§ **Goal of the exercise**
Reproduce each of the rows below word for word, changing nothing in any line.

-- start of Raw records --

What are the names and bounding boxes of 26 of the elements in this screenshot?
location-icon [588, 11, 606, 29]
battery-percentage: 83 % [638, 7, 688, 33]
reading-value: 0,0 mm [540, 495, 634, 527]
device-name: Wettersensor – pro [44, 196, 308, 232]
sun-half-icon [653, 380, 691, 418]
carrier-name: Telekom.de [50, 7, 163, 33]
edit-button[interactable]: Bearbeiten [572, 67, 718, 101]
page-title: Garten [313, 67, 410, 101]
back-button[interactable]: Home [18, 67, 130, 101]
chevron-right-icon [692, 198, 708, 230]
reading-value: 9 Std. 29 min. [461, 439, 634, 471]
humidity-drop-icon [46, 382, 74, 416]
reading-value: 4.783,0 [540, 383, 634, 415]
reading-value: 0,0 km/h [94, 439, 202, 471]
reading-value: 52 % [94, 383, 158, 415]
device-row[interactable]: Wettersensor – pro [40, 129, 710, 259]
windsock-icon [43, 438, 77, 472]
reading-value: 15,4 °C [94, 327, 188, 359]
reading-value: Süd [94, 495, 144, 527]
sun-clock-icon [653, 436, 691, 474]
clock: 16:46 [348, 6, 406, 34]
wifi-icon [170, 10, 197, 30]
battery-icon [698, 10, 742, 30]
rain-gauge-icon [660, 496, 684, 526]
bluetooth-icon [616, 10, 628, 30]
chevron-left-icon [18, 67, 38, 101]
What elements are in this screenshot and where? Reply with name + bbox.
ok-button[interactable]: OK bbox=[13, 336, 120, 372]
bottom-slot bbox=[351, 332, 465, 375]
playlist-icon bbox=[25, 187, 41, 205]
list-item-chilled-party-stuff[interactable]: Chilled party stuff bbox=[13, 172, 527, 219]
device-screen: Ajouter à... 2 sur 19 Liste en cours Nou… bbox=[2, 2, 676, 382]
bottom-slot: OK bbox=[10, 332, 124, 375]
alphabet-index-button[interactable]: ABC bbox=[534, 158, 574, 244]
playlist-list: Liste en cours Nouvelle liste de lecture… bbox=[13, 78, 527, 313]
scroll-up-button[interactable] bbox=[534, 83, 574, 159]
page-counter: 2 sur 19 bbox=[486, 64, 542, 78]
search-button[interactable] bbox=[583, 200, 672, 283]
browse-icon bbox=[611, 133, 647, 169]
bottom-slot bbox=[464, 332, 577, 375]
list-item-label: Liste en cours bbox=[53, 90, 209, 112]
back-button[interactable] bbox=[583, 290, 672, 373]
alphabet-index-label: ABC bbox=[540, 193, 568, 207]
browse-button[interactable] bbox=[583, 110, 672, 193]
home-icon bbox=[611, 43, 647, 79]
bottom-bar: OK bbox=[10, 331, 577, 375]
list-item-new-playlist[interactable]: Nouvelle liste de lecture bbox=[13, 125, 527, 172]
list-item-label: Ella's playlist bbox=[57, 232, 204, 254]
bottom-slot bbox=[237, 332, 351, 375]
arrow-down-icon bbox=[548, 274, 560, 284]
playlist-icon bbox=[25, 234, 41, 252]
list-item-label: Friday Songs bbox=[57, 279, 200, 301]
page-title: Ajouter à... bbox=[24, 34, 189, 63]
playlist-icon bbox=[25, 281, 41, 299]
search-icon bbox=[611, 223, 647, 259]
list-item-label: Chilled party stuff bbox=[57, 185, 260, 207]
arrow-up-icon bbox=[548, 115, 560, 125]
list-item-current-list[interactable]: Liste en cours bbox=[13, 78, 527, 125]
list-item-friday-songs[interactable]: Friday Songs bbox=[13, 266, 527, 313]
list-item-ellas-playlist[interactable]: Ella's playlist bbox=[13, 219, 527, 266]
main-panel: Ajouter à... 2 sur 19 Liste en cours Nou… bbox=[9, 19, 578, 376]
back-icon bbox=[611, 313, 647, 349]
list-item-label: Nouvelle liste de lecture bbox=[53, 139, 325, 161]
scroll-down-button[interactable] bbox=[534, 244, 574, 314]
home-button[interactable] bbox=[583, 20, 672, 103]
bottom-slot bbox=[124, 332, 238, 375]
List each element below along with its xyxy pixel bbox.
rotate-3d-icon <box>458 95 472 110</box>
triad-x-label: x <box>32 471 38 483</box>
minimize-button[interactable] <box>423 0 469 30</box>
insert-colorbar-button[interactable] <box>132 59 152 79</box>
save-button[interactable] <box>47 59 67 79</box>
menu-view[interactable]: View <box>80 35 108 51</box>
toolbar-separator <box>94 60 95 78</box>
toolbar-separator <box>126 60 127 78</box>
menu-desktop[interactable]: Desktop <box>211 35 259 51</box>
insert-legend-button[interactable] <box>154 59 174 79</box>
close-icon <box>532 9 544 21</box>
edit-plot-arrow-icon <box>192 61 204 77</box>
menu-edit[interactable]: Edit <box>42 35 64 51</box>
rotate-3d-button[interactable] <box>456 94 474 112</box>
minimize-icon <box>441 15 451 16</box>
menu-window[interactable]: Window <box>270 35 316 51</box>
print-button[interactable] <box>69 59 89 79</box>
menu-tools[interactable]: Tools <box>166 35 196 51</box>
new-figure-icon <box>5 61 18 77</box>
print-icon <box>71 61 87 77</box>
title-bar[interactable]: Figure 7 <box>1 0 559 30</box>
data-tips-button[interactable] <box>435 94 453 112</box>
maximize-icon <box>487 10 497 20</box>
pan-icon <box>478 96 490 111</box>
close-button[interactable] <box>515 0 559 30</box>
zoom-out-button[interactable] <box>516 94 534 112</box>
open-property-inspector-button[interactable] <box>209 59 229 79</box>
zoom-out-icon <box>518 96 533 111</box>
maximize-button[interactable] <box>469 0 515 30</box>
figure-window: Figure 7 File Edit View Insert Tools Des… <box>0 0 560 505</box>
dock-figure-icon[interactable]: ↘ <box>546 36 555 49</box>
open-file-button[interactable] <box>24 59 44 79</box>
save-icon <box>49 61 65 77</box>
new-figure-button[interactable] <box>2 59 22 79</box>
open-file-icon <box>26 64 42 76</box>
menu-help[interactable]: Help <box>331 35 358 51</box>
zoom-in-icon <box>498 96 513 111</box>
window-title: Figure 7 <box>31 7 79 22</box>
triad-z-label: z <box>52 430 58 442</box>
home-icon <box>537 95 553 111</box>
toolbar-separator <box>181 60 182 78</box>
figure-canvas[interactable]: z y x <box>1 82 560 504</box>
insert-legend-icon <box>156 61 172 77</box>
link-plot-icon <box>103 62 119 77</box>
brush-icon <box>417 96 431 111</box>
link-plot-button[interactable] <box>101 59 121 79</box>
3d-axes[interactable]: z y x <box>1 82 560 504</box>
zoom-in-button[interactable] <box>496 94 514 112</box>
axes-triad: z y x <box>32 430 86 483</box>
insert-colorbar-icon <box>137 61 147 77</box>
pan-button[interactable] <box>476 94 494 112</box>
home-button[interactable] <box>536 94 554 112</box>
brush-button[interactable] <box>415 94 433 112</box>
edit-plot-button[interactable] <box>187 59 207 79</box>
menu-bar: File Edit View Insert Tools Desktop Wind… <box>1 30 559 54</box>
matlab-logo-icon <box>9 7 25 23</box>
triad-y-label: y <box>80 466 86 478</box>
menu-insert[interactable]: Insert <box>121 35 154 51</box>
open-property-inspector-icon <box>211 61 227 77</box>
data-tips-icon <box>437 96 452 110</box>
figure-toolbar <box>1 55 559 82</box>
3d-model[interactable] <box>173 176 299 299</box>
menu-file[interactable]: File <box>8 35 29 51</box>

-- end of Raw records --

§ **Final result**
What are the names and bounding boxes of 26 of the elements in this screenshot?
location-icon [588, 11, 606, 29]
battery-percentage: 83 % [638, 7, 688, 33]
reading-value: 0,0 mm [540, 495, 634, 527]
device-name: Wettersensor – pro [44, 196, 308, 232]
sun-half-icon [653, 380, 691, 418]
carrier-name: Telekom.de [50, 7, 163, 33]
edit-button[interactable]: Bearbeiten [572, 67, 718, 101]
page-title: Garten [313, 67, 410, 101]
back-button[interactable]: Home [18, 67, 130, 101]
chevron-right-icon [692, 198, 708, 230]
reading-value: 9 Std. 29 min. [461, 439, 634, 471]
humidity-drop-icon [46, 382, 74, 416]
reading-value: 4.783,0 [540, 383, 634, 415]
reading-value: 0,0 km/h [94, 439, 202, 471]
reading-value: 52 % [94, 383, 158, 415]
device-row[interactable]: Wettersensor – pro [40, 129, 710, 259]
windsock-icon [43, 438, 77, 472]
reading-value: 15,4 °C [94, 327, 188, 359]
reading-value: Süd [94, 495, 144, 527]
sun-clock-icon [653, 436, 691, 474]
clock: 16:46 [348, 6, 406, 34]
wifi-icon [170, 10, 197, 30]
battery-icon [698, 10, 742, 30]
rain-gauge-icon [660, 496, 684, 526]
bluetooth-icon [616, 10, 628, 30]
chevron-left-icon [18, 67, 38, 101]
What elements are in this screenshot and where? Reply with name + bbox.
ok-button[interactable]: OK bbox=[13, 336, 120, 372]
bottom-slot bbox=[351, 332, 465, 375]
playlist-icon bbox=[25, 187, 41, 205]
list-item-chilled-party-stuff[interactable]: Chilled party stuff bbox=[13, 172, 527, 219]
device-screen: Ajouter à... 2 sur 19 Liste en cours Nou… bbox=[2, 2, 676, 382]
bottom-slot: OK bbox=[10, 332, 124, 375]
alphabet-index-button[interactable]: ABC bbox=[534, 158, 574, 244]
playlist-list: Liste en cours Nouvelle liste de lecture… bbox=[13, 78, 527, 313]
scroll-up-button[interactable] bbox=[534, 83, 574, 159]
page-counter: 2 sur 19 bbox=[486, 64, 542, 78]
search-button[interactable] bbox=[583, 200, 672, 283]
browse-icon bbox=[611, 133, 647, 169]
bottom-slot bbox=[464, 332, 577, 375]
list-item-label: Liste en cours bbox=[53, 90, 209, 112]
back-button[interactable] bbox=[583, 290, 672, 373]
alphabet-index-label: ABC bbox=[540, 193, 568, 207]
browse-button[interactable] bbox=[583, 110, 672, 193]
home-icon bbox=[611, 43, 647, 79]
bottom-bar: OK bbox=[10, 331, 577, 375]
list-item-new-playlist[interactable]: Nouvelle liste de lecture bbox=[13, 125, 527, 172]
list-item-label: Ella's playlist bbox=[57, 232, 204, 254]
bottom-slot bbox=[237, 332, 351, 375]
arrow-down-icon bbox=[548, 274, 560, 284]
playlist-icon bbox=[25, 234, 41, 252]
list-item-label: Friday Songs bbox=[57, 279, 200, 301]
page-title: Ajouter à... bbox=[24, 34, 189, 63]
playlist-icon bbox=[25, 281, 41, 299]
search-icon bbox=[611, 223, 647, 259]
list-item-label: Chilled party stuff bbox=[57, 185, 260, 207]
arrow-up-icon bbox=[548, 115, 560, 125]
list-item-current-list[interactable]: Liste en cours bbox=[13, 78, 527, 125]
list-item-friday-songs[interactable]: Friday Songs bbox=[13, 266, 527, 313]
list-item-ellas-playlist[interactable]: Ella's playlist bbox=[13, 219, 527, 266]
main-panel: Ajouter à... 2 sur 19 Liste en cours Nou… bbox=[9, 19, 578, 376]
back-icon bbox=[611, 313, 647, 349]
list-item-label: Nouvelle liste de lecture bbox=[53, 139, 325, 161]
scroll-down-button[interactable] bbox=[534, 244, 574, 314]
home-button[interactable] bbox=[583, 20, 672, 103]
bottom-slot bbox=[124, 332, 238, 375]
List each element below along with its xyxy pixel bbox.
rotate-3d-icon <box>458 95 472 110</box>
triad-x-label: x <box>32 471 38 483</box>
minimize-button[interactable] <box>423 0 469 30</box>
insert-colorbar-button[interactable] <box>132 59 152 79</box>
save-button[interactable] <box>47 59 67 79</box>
menu-view[interactable]: View <box>80 35 108 51</box>
toolbar-separator <box>94 60 95 78</box>
toolbar-separator <box>126 60 127 78</box>
menu-desktop[interactable]: Desktop <box>211 35 259 51</box>
insert-legend-button[interactable] <box>154 59 174 79</box>
close-icon <box>532 9 544 21</box>
edit-plot-arrow-icon <box>192 61 204 77</box>
menu-edit[interactable]: Edit <box>42 35 64 51</box>
rotate-3d-button[interactable] <box>456 94 474 112</box>
minimize-icon <box>441 15 451 16</box>
menu-window[interactable]: Window <box>270 35 316 51</box>
print-button[interactable] <box>69 59 89 79</box>
menu-tools[interactable]: Tools <box>166 35 196 51</box>
new-figure-icon <box>5 61 18 77</box>
print-icon <box>71 61 87 77</box>
title-bar[interactable]: Figure 7 <box>1 0 559 30</box>
data-tips-button[interactable] <box>435 94 453 112</box>
maximize-icon <box>487 10 497 20</box>
pan-icon <box>478 96 490 111</box>
close-button[interactable] <box>515 0 559 30</box>
zoom-out-button[interactable] <box>516 94 534 112</box>
open-property-inspector-button[interactable] <box>209 59 229 79</box>
zoom-out-icon <box>518 96 533 111</box>
maximize-button[interactable] <box>469 0 515 30</box>
figure-window: Figure 7 File Edit View Insert Tools Des… <box>0 0 560 505</box>
dock-figure-icon[interactable]: ↘ <box>546 36 555 49</box>
open-file-button[interactable] <box>24 59 44 79</box>
save-icon <box>49 61 65 77</box>
new-figure-button[interactable] <box>2 59 22 79</box>
open-file-icon <box>26 64 42 76</box>
menu-help[interactable]: Help <box>331 35 358 51</box>
zoom-in-icon <box>498 96 513 111</box>
window-title: Figure 7 <box>31 7 79 22</box>
triad-z-label: z <box>52 430 58 442</box>
home-icon <box>537 95 553 111</box>
toolbar-separator <box>181 60 182 78</box>
figure-canvas[interactable]: z y x <box>1 82 560 504</box>
insert-legend-icon <box>156 61 172 77</box>
link-plot-icon <box>103 62 119 77</box>
brush-icon <box>417 96 431 111</box>
link-plot-button[interactable] <box>101 59 121 79</box>
3d-axes[interactable]: z y x <box>1 82 560 504</box>
zoom-in-button[interactable] <box>496 94 514 112</box>
axes-triad: z y x <box>32 430 86 483</box>
insert-colorbar-icon <box>137 61 147 77</box>
pan-button[interactable] <box>476 94 494 112</box>
home-button[interactable] <box>536 94 554 112</box>
brush-button[interactable] <box>415 94 433 112</box>
edit-plot-button[interactable] <box>187 59 207 79</box>
menu-bar: File Edit View Insert Tools Desktop Wind… <box>1 30 559 54</box>
matlab-logo-icon <box>9 7 25 23</box>
triad-y-label: y <box>80 466 86 478</box>
menu-insert[interactable]: Insert <box>121 35 154 51</box>
open-property-inspector-icon <box>211 61 227 77</box>
data-tips-icon <box>437 96 452 110</box>
figure-toolbar <box>1 55 559 82</box>
3d-model[interactable] <box>173 176 299 299</box>
menu-file[interactable]: File <box>8 35 29 51</box>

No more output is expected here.